**SET EXERCISE**: All of the records listed below should be retyped exactly.

**DATA ROWS**:
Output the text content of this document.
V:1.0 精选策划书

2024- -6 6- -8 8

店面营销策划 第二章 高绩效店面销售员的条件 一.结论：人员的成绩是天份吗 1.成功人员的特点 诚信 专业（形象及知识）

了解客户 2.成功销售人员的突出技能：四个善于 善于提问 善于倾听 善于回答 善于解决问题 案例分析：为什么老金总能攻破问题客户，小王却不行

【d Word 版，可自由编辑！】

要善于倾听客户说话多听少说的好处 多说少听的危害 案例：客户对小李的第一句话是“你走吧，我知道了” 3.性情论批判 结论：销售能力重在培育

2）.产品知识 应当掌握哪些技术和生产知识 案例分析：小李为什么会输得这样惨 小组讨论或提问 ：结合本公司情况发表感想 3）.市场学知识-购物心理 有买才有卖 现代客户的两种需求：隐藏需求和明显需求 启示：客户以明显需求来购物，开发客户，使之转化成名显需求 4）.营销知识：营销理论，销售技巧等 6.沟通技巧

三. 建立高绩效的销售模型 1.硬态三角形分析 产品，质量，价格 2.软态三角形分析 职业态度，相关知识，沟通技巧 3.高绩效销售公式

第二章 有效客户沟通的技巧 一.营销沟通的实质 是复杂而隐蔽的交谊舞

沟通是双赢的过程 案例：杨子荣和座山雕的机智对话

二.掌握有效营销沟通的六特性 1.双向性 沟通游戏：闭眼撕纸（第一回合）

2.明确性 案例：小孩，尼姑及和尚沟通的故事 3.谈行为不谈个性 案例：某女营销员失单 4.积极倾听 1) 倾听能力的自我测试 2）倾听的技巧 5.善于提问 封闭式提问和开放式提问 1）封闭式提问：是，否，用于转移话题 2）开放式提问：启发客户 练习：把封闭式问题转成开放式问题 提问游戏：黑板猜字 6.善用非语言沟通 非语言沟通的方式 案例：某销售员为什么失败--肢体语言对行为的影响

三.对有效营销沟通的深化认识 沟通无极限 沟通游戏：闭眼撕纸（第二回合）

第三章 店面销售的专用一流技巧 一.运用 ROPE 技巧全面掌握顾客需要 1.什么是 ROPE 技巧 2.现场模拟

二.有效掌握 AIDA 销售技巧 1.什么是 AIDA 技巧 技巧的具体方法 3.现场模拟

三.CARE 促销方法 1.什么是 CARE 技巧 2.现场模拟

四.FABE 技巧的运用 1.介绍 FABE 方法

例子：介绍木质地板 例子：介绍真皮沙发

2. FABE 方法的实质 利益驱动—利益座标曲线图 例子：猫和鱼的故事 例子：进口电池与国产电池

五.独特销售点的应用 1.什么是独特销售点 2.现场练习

**OUTPUT OF THE EXERCISE**:
Output the text content of this document.
V:1.0 精选策划书

2024- -6 6- -8 8

店面营销策划 第二章 高绩效店面销售员的条件 一.结论：人员的成绩是天份吗 1.成功人员的特点 诚信 专业（形象及知识）

了解客户 2.成功销售人员的突出技能：四个善于 善于提问 善于倾听 善于回答 善于解决问题 案例分析：为什么老金总能攻破问题客户，小王却不行

【d Word 版，可自由编辑！】

要善于倾听客户说话多听少说的好处 多说少听的危害 案例：客户对小李的第一句话是“你走吧，我知道了” 3.性情论批判 结论：销售能力重在培育

2）.产品知识 应当掌握哪些技术和生产知识 案例分析：小李为什么会输得这样惨 小组讨论或提问 ：结合本公司情况发表感想 3）.市场学知识-购物心理 有买才有卖 现代客户的两种需求：隐藏需求和明显需求 启示：客户以明显需求来购物，开发客户，使之转化成名显需求 4）.营销知识：营销理论，销售技巧等 6.沟通技巧

三. 建立高绩效的销售模型 1.硬态三角形分析 产品，质量，价格 2.软态三角形分析 职业态度，相关知识，沟通技巧 3.高绩效销售公式

第二章 有效客户沟通的技巧 一.营销沟通的实质 是复杂而隐蔽的交谊舞

沟通是双赢的过程 案例：杨子荣和座山雕的机智对话

二.掌握有效营销沟通的六特性 1.双向性 沟通游戏：闭眼撕纸（第一回合）

2.明确性 案例：小孩，尼姑及和尚沟通的故事 3.谈行为不谈个性 案例：某女营销员失单 4.积极倾听 1) 倾听能力的自我测试 2）倾听的技巧 5.善于提问 封闭式提问和开放式提问 1）封闭式提问：是，否，用于转移话题 2）开放式提问：启发客户 练习：把封闭式问题转成开放式问题 提问游戏：黑板猜字 6.善用非语言沟通 非语言沟通的方式 案例：某销售员为什么失败--肢体语言对行为的影响

三.对有效营销沟通的深化认识 沟通无极限 沟通游戏：闭眼撕纸（第二回合）

第三章 店面销售的专用一流技巧 一.运用 ROPE 技巧全面掌握顾客需要 1.什么是 ROPE 技巧 2.现场模拟

二.有效掌握 AIDA 销售技巧 1.什么是 AIDA 技巧 技巧的具体方法 3.现场模拟

三.CARE 促销方法 1.什么是 CARE 技巧 2.现场模拟

四.FABE 技巧的运用 1.介绍 FABE 方法

例子：介绍木质地板 例子：介绍真皮沙发

2. FABE 方法的实质 利益驱动—利益座标曲线图 例子：猫和鱼的故事 例子：进口电池与国产电池

五.独特销售点的应用 1.什么是独特销售点 2.现场练习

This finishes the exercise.